▶ **Work to complete**
- A) Answer these three questions from the blog post on Silverlight 2 for enterprise solutions, one per line, marked (i), (ii), (iii):
(i) On what date was the post published?
(ii) Which formats does the post say ISA can read?
(iii) According to the post, what is a typical ASP.NET application deployed on?
- B) Translate this sentence from the blog post on Silverlight 2 into Spanish: "So let’s say that you are implementing a huge environment inside a network that external users need to consume."
- C) Write the next part of the blog post on Silverlight 2 and ISA, picking up after its final line, "How ISA manages Silverlight 2?"

▶ **Extracted text**
====

Is Silverlight 2 ready for the Enterprise solution?

Saturday, May 30 2009

Is it my imagination or they are selling Silverlight for the enterprise space? This is a question to all experts, in my line of work, I have to deliver enterprise solutions that will stand in any environment and will talk to existing enterprise architectures as well as will perform to the standards. Where does Microsoft Silverlight fits in all that? So let’s say that you are implementing a huge environment inside a network that external users need to consume. You have 2 options, add the servers  outside the firewall or use Microsoft Internet Security & Acceleration Server, a very fancy enterprise ready proxy to expose web applications to the internet without users having access to the physical computer (fancy reverse proxy).

Now ISA is very flexible and can read HTML, TEXT, XML and re-write URL to expose IIS on the internet, so the URLs and resources get automatically re-written so no changes need to be made on the ASP.NET app. A typical ASP.NET application is deployed on a farm of web servers that are linked on a load balancer then ISA translates the traffic to the outside world and the links as well manages all security requests between IIS and ISA and application servers.

How ISA manages Silverlight 2?

====

▶ **Dataset content**

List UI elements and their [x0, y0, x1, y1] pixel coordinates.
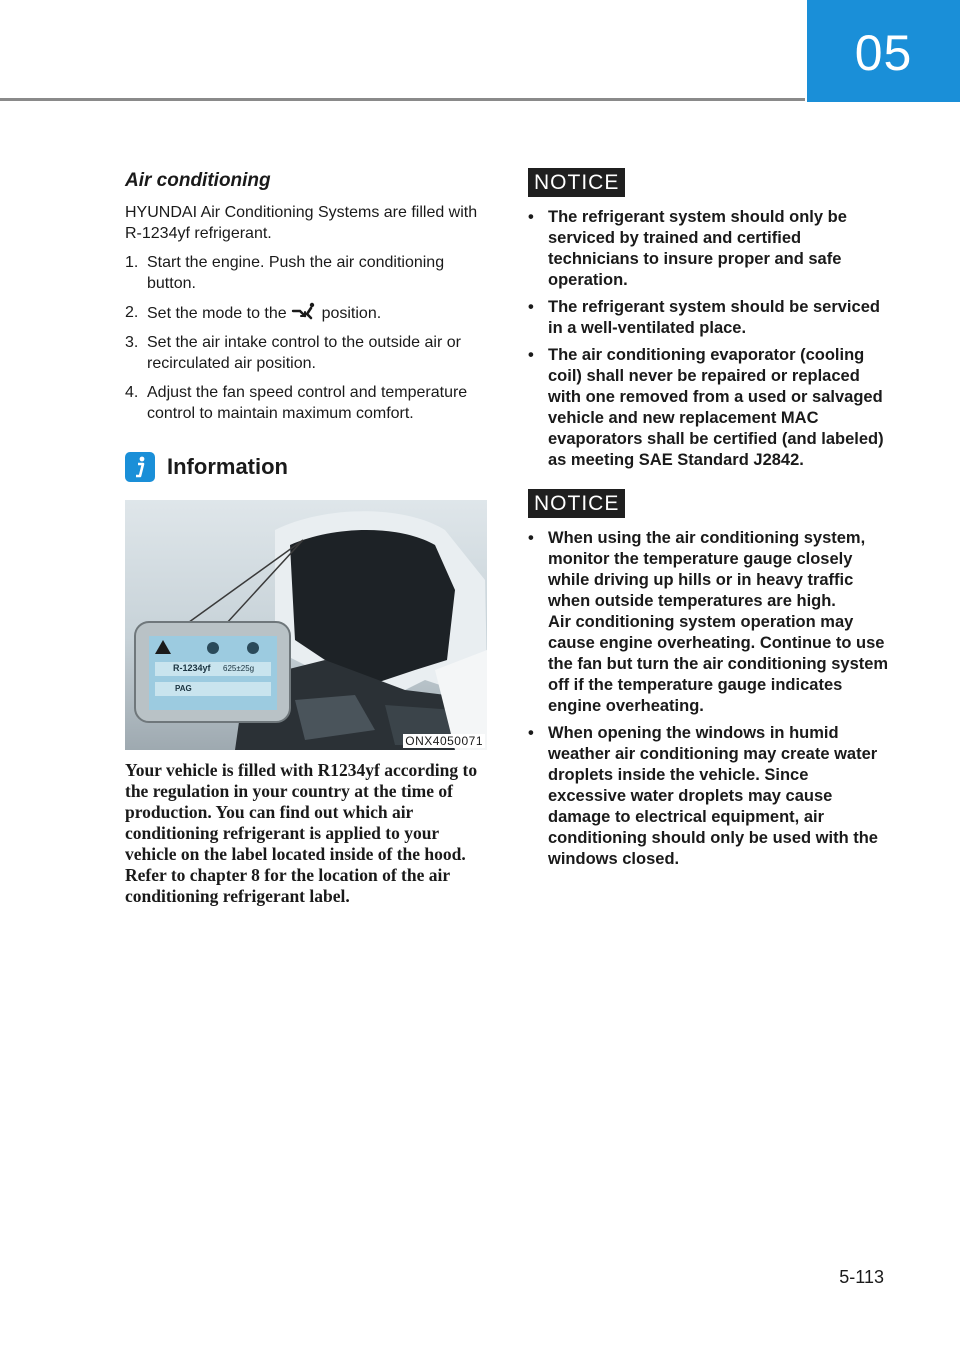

====

▶ **Outputs for the tasks**
- A)
(i) Saturday, May 30 2009
(ii) HTML, TEXT and XML
(iii) A farm of web servers linked on a load balancer

- B) Supongamos entonces que estás implementando un entorno enorme dentro de una red que los usuarios externos necesitan consumir.

- C)
How does ISA managed Silverlight 2? So there is a XAP file (a Zip file of all Silverlight DLLS) that will go over IIS and ISA will deliver to the browser like any other image for that matter, the browser is the one that will load and process Silverlight using he Silverlight plug in. So is not a server and does not render HTML, means in plain Spanglish that the Silverlight application that works inside the Intranet that access resources and applications servers inside the Intranet won’t be able to access resources on the Internet, is like taking a fish out of the water. Silverlight will try to access your database located at 192.168.1.1 without any success or the webservice at your 192.168.1.2 that now thanks to the ISA you can access by the name of mickey.corpnet.com

ISA cannot see inside the DLLS to replace 192.168.1.2 to mickey.corpnet.com as well requests from the browser that have not being process inside the corpnet network will be lost on the Internet? Now ISA does just much more than filtering, takes care of knowing where to send the request back so will work with load balancers, caching engines providing replicated content as well as session state servers.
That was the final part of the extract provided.